Collected data:
※ ※ ※
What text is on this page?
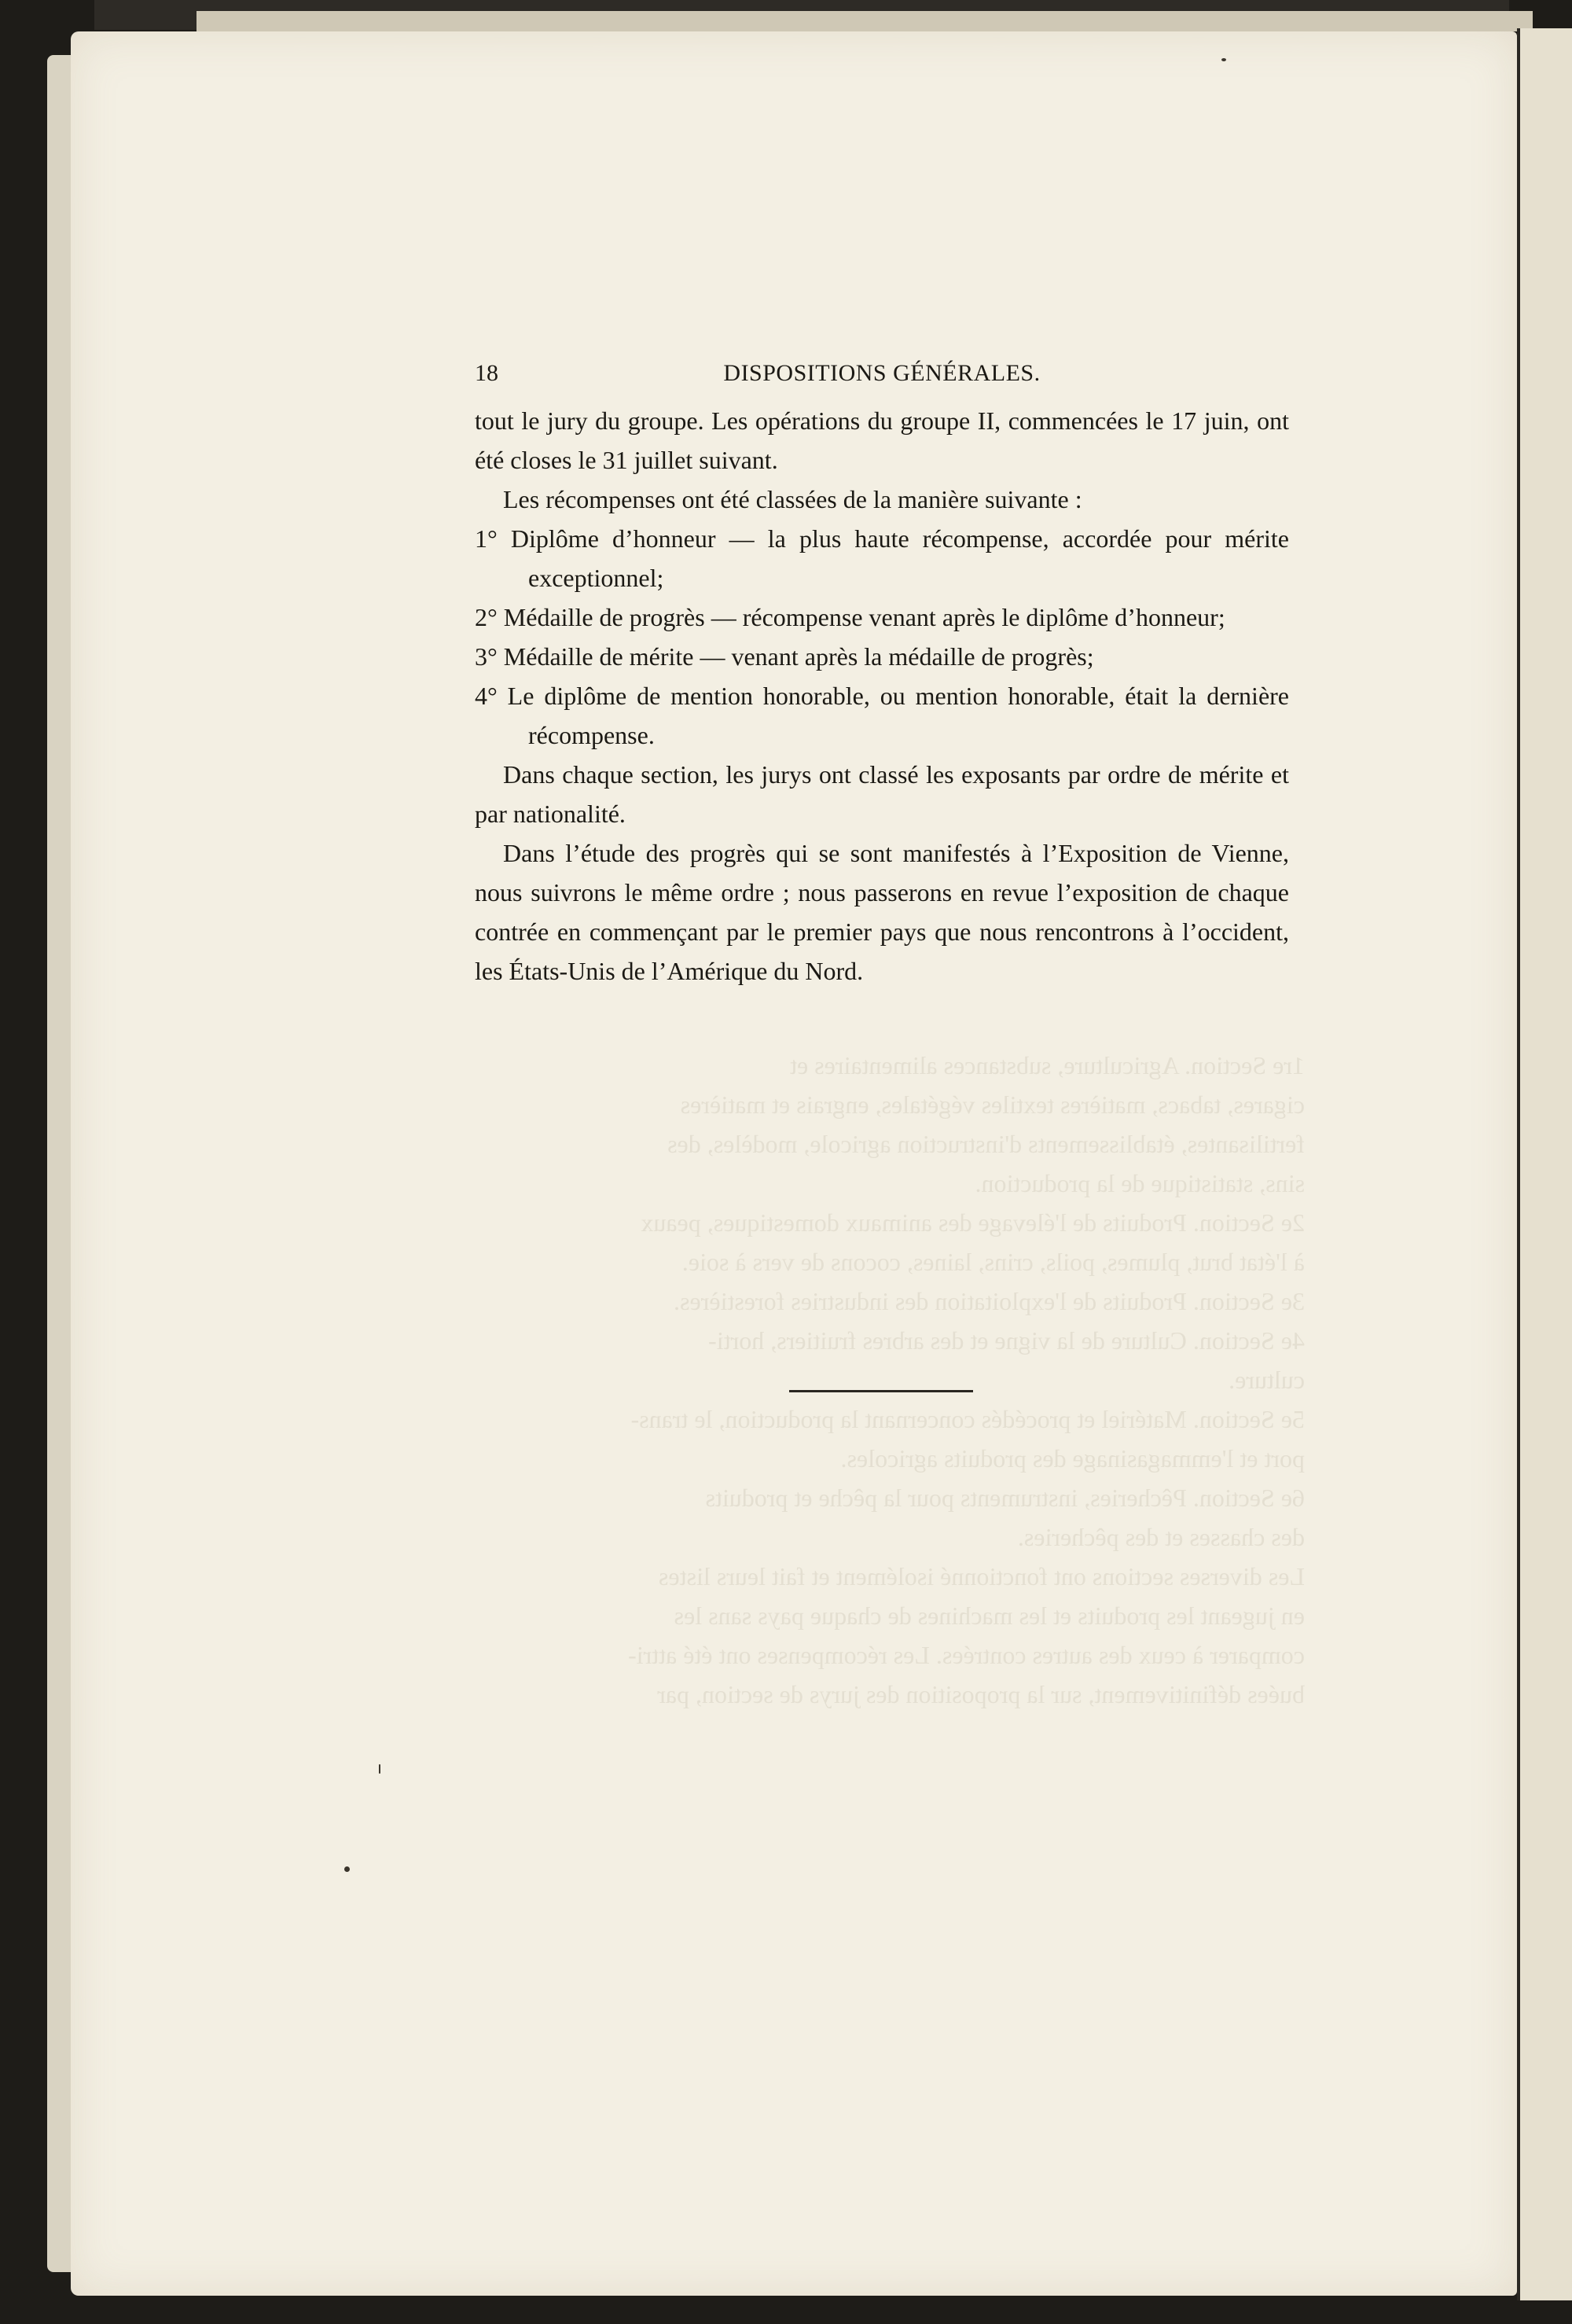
18	DISPOSITIONS GÉNÉRALES.

tout le jury du groupe. Les opérations du groupe II, commencées le 17 juin, ont été closes le 31 juillet suivant.

Les récompenses ont été classées de la manière suivante :

1° Diplôme d’honneur — la plus haute récompense, accordée pour mérite exceptionnel;

2° Médaille de progrès — récompense venant après le diplôme d’honneur;

3° Médaille de mérite — venant après la médaille de progrès;

4° Le diplôme de mention honorable, ou mention honorable, était la dernière récompense.

Dans chaque section, les jurys ont classé les exposants par ordre de mérite et par nationalité.

Dans l’étude des progrès qui se sont manifestés à l’Exposition de Vienne, nous suivrons le même ordre ; nous passerons en revue l’exposition de chaque contrée en commençant par le premier pays que nous rencontrons à l’occident, les États-Unis de l’Amérique du Nord.
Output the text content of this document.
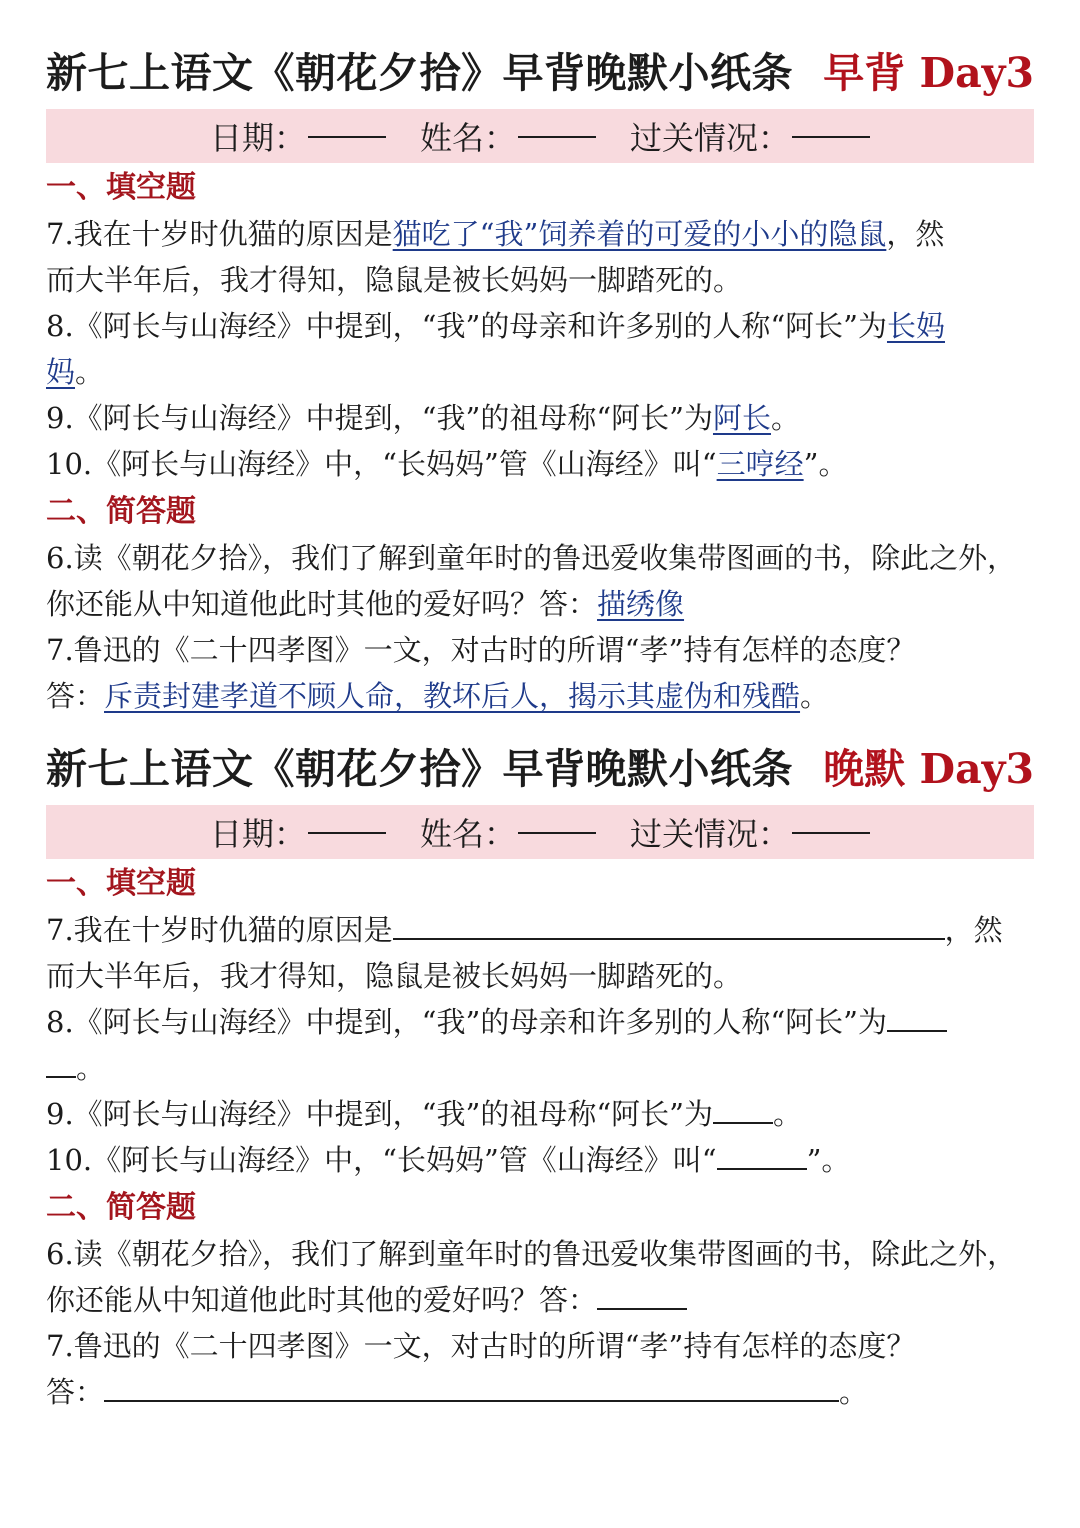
新七上语文《朝花夕拾》早背晚默小纸条 早背 Day3
日期：	姓名：	过关情况：
一、填空题
7.我在十岁时仇猫的原因是猫吃了“我”饲养着的可爱的小小的隐鼠，然
而大半年后，我才得知，隐鼠是被长妈妈一脚踏死的。
8.《阿长与山海经》中提到，“我”的母亲和许多别的人称“阿长”为长妈
妈。
9.《阿长与山海经》中提到，“我”的祖母称“阿长”为阿长。
10.《阿长与山海经》中，“长妈妈”管《山海经》叫“三哼经”。
二、简答题
6.读《朝花夕拾》，我们了解到童年时的鲁迅爱收集带图画的书，除此之外，
你还能从中知道他此时其他的爱好吗？答：描绣像
7.鲁迅的《二十四孝图》一文，对古时的所谓“孝”持有怎样的态度？
答：斥责封建孝道不顾人命，教坏后人，揭示其虚伪和残酷。
新七上语文《朝花夕拾》早背晚默小纸条 晚默 Day3
日期：	姓名：	过关情况：
一、填空题
7.我在十岁时仇猫的原因是	，然
而大半年后，我才得知，隐鼠是被长妈妈一脚踏死的。
8.《阿长与山海经》中提到，“我”的母亲和许多别的人称“阿长”为
。
9.《阿长与山海经》中提到，“我”的祖母称“阿长”为 。
10.《阿长与山海经》中，“长妈妈”管《山海经》叫“	”。
二、简答题
6.读《朝花夕拾》，我们了解到童年时的鲁迅爱收集带图画的书，除此之外，
你还能从中知道他此时其他的爱好吗？答：
7.鲁迅的《二十四孝图》一文，对古时的所谓“孝”持有怎样的态度？
答：	。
※ ※ ※
Do this: Transcribe the preceding listing in its entirety and with exact wording, leaving out pictures.

Exercise output:
What text is on this page?
18	DISPOSITIONS GÉNÉRALES.

tout le jury du groupe. Les opérations du groupe II, commencées le 17 juin, ont été closes le 31 juillet suivant.

Les récompenses ont été classées de la manière suivante :

1° Diplôme d’honneur — la plus haute récompense, accordée pour mérite exceptionnel;

2° Médaille de progrès — récompense venant après le diplôme d’honneur;

3° Médaille de mérite — venant après la médaille de progrès;

4° Le diplôme de mention honorable, ou mention honorable, était la dernière récompense.

Dans chaque section, les jurys ont classé les exposants par ordre de mérite et par nationalité.

Dans l’étude des progrès qui se sont manifestés à l’Exposition de Vienne, nous suivrons le même ordre ; nous passerons en revue l’exposition de chaque contrée en commençant par le premier pays que nous rencontrons à l’occident, les États-Unis de l’Amérique du Nord.
Output the text content of this document.
新七上语文《朝花夕拾》早背晚默小纸条 早背 Day3
日期：	姓名：	过关情况：
一、填空题
7.我在十岁时仇猫的原因是猫吃了“我”饲养着的可爱的小小的隐鼠，然
而大半年后，我才得知，隐鼠是被长妈妈一脚踏死的。
8.《阿长与山海经》中提到，“我”的母亲和许多别的人称“阿长”为长妈
妈。
9.《阿长与山海经》中提到，“我”的祖母称“阿长”为阿长。
10.《阿长与山海经》中，“长妈妈”管《山海经》叫“三哼经”。
二、简答题
6.读《朝花夕拾》，我们了解到童年时的鲁迅爱收集带图画的书，除此之外，
你还能从中知道他此时其他的爱好吗？答：描绣像
7.鲁迅的《二十四孝图》一文，对古时的所谓“孝”持有怎样的态度？
答：斥责封建孝道不顾人命，教坏后人，揭示其虚伪和残酷。
新七上语文《朝花夕拾》早背晚默小纸条 晚默 Day3
日期：	姓名：	过关情况：
一、填空题
7.我在十岁时仇猫的原因是	，然
而大半年后，我才得知，隐鼠是被长妈妈一脚踏死的。
8.《阿长与山海经》中提到，“我”的母亲和许多别的人称“阿长”为
。
9.《阿长与山海经》中提到，“我”的祖母称“阿长”为 。
10.《阿长与山海经》中，“长妈妈”管《山海经》叫“	”。
二、简答题
6.读《朝花夕拾》，我们了解到童年时的鲁迅爱收集带图画的书，除此之外，
你还能从中知道他此时其他的爱好吗？答：
7.鲁迅的《二十四孝图》一文，对古时的所谓“孝”持有怎样的态度？
答：	。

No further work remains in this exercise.